**講読用本文**
════════════════
そんな小隊を前に、少数な主人公たちは逃げることはできるのか。
一歩間違えば全身が凍りつく敵、
妥協のない作画で描かれる戦闘シーンは素晴らしい緊張感がある。

それぞれの大義のために、命を賭けて戦う姿、
キャラクターはソシャゲ原作アニメだからこそ多いものの、
それぞれにきちんと活躍の場があり、印象がきちんとついていく。
ロドス、レユニオン、それぞれに正義がある。どちらが悪とはいえない。
世界の根底から変えないとこの悲しい戦いは終わらない。

強敵のフロストノヴァでさえ、感染者だ。
感染者たちの立場を、権利を、命をすくいたい。
どちらもそれは変わらないのに、戦わなければならない。

ソシャゲ原作アニメという都合上もあるが、
メインキャラはほとんど死ぬことはない。
════════════════
**参考データ**
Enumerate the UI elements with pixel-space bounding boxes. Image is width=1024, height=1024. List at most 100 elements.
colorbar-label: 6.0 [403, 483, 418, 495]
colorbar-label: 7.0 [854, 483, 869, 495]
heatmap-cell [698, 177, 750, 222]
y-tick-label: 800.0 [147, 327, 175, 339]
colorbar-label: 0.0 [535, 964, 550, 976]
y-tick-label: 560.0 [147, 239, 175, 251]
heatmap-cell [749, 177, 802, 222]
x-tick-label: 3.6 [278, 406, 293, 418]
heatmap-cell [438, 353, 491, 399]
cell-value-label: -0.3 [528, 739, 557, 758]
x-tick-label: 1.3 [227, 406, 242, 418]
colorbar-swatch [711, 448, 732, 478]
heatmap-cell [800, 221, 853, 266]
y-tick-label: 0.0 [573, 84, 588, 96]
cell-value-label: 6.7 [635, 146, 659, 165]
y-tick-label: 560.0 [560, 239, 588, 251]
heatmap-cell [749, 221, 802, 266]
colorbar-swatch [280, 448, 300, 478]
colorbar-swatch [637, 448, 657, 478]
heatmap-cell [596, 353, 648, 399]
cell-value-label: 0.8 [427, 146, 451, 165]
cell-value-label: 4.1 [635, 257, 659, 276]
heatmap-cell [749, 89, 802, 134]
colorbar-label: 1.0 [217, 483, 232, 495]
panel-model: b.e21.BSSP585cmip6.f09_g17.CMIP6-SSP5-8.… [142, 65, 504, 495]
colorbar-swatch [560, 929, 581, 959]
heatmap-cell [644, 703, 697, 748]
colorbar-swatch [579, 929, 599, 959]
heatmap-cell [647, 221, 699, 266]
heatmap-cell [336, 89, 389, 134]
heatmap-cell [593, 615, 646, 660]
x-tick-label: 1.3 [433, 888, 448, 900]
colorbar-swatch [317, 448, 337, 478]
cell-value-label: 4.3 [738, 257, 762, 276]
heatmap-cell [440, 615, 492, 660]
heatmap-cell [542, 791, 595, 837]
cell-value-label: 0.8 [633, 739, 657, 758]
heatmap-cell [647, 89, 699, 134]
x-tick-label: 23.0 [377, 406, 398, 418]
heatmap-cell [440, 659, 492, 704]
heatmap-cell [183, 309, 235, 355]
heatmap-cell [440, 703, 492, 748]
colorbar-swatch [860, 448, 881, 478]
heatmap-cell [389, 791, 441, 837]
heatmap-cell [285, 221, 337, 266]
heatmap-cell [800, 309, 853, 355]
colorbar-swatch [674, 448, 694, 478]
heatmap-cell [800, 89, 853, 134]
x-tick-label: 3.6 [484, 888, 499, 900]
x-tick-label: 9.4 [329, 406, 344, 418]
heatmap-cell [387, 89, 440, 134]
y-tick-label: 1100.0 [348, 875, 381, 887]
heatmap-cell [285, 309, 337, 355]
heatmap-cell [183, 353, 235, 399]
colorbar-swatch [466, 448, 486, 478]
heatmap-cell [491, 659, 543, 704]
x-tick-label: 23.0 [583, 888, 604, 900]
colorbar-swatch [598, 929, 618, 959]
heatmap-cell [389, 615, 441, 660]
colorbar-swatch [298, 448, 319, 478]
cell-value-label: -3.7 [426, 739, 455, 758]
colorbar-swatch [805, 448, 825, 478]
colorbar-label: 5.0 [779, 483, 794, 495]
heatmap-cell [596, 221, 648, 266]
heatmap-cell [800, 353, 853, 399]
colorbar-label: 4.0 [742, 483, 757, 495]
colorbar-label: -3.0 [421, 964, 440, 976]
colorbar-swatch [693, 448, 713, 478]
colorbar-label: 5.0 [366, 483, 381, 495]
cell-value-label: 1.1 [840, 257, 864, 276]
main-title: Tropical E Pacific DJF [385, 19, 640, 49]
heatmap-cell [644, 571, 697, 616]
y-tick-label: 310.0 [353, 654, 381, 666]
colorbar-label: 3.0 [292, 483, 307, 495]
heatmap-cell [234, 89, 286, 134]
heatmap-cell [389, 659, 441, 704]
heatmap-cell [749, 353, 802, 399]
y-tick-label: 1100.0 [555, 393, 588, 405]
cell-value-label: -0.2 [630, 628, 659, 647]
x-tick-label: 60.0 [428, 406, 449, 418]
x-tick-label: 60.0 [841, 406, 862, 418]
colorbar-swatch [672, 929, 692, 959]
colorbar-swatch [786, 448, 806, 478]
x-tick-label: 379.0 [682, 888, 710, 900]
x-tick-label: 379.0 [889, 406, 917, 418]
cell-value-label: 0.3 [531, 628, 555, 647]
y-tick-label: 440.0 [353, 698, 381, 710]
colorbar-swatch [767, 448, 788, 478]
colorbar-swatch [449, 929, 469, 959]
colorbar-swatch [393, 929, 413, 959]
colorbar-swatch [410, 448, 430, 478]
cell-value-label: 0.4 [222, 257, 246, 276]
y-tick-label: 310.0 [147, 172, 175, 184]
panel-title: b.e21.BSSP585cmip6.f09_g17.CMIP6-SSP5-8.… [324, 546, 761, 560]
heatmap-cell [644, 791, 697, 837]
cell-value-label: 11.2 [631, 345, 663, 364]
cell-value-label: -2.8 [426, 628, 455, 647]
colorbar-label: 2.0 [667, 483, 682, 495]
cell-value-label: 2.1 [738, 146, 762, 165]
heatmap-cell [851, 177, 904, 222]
════════════════
**課題一覧**
(A) 本文に出てくる固有名詞をすべて挙げなさい。
(B) 本文のうち、「そんな小隊を前に、少数な主人公たちは逃げることはできるのか。」で始まり「どちらもそれは変わらないのに、戦わなければならない。」で終わる部分を、「戦闘シーン」を「アクションシーン」に更新して書き直しなさい。
(C) 本文について、次の問いに答えなさい。
(i) 戦闘シーンは、どのような作画で描かれているか。
(ii) 強敵として名前が挙がっているのは誰か。
(iii) メインキャラについて、本文は何と述べているか。
このデータは解答に使わなくてかまいません。

**解答例**
(A) ロドス、レユニオン、フロストノヴァ

(B)
そんな小隊を前に、少数な主人公たちは逃げることはできるのか。
一歩間違えば全身が凍りつく敵、
妥協のない作画で描かれるアクションシーンは素晴らしい緊張感がある。

それぞれの大義のために、命を賭けて戦う姿、
キャラクターはソシャゲ原作アニメだからこそ多いものの、
それぞれにきちんと活躍の場があり、印象がきちんとついていく。
ロドス、レユニオン、それぞれに正義がある。どちらが悪とはいえない。
世界の根底から変えないとこの悲しい戦いは終わらない。

強敵のフロストノヴァでさえ、感染者だ。
感染者たちの立場を、権利を、命をすくいたい。
どちらもそれは変わらないのに、戦わなければならない。

(C)
(i) 妥協のない作画
(ii) フロストノヴァ
(iii) ほとんど死ぬことはない。